[GIVEN REQUEST]:
Word for word, print each line of the listing below; pictures stay out.

[LISTED RECORDS]:
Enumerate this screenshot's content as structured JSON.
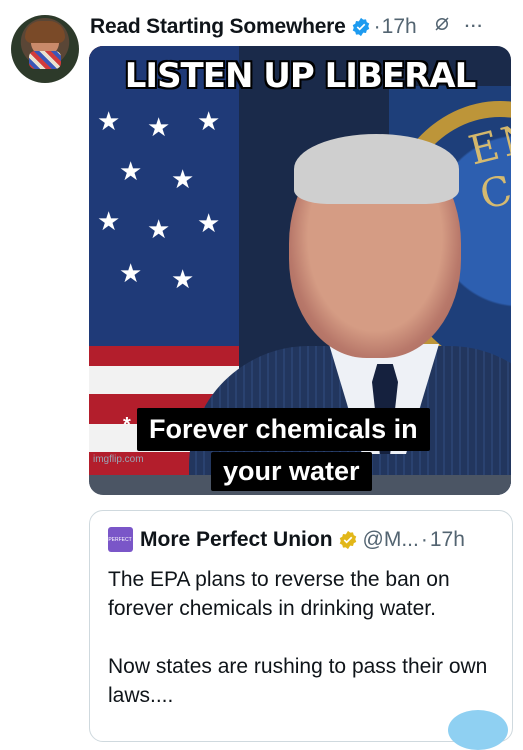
{
  "tweet": {
    "author_name": "Read Starting Somewhere",
    "separator": "·",
    "time": "17h",
    "grok_icon": "grok-icon",
    "more_icon": "more-icon",
    "more_label": "···"
  },
  "media": {
    "meme_top": "LISTEN UP LIBERAL",
    "caption_line1": "Forever chemicals in",
    "caption_line2": "your water",
    "asterisk": "*",
    "watermark": "imgflip.com",
    "seal_text": "ENT C"
  },
  "quote": {
    "logo_text": "MORE PERFECT UNION",
    "name": "More Perfect Union",
    "handle": "@M...",
    "separator": "·",
    "time": "17h",
    "paragraphs": [
      "The EPA plans to reverse the ban on forever chemicals in drinking water.",
      "Now states are rushing to pass their own laws...."
    ]
  },
  "colors": {
    "verified_blue": "#1d9bf0",
    "verified_gold": "#e2b719",
    "secondary_text": "#536471"
  }
}
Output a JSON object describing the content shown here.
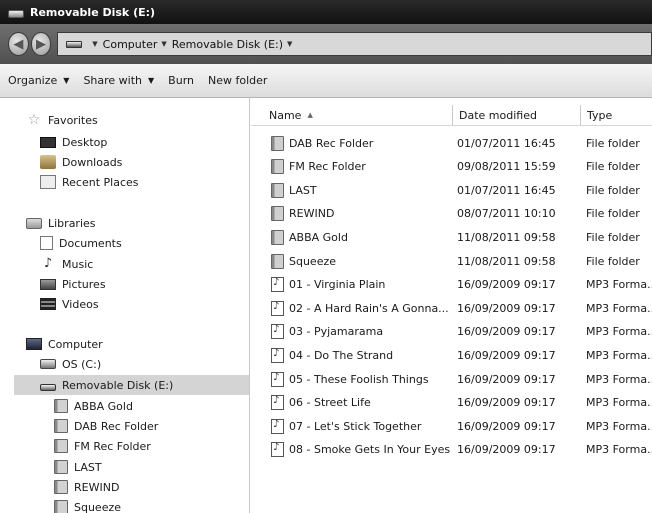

[ANSWER TO THE EXERCISE]:
Enumerate this screenshot's content as structured JSON.
{
  "tweet": {
    "author_name": "Read Starting Somewhere",
    "separator": "·",
    "time": "17h",
    "grok_icon": "grok-icon",
    "more_icon": "more-icon",
    "more_label": "···"
  },
  "media": {
    "meme_top": "LISTEN UP LIBERAL",
    "caption_line1": "Forever chemicals in",
    "caption_line2": "your water",
    "asterisk": "*",
    "watermark": "imgflip.com",
    "seal_text": "ENT C"
  },
  "quote": {
    "logo_text": "MORE PERFECT UNION",
    "name": "More Perfect Union",
    "handle": "@M...",
    "separator": "·",
    "time": "17h",
    "paragraphs": [
      "The EPA plans to reverse the ban on forever chemicals in drinking water.",
      "Now states are rushing to pass their own laws...."
    ]
  },
  "colors": {
    "verified_blue": "#1d9bf0",
    "verified_gold": "#e2b719",
    "secondary_text": "#536471"
  }
}
Output a JSON object describing the content shown here.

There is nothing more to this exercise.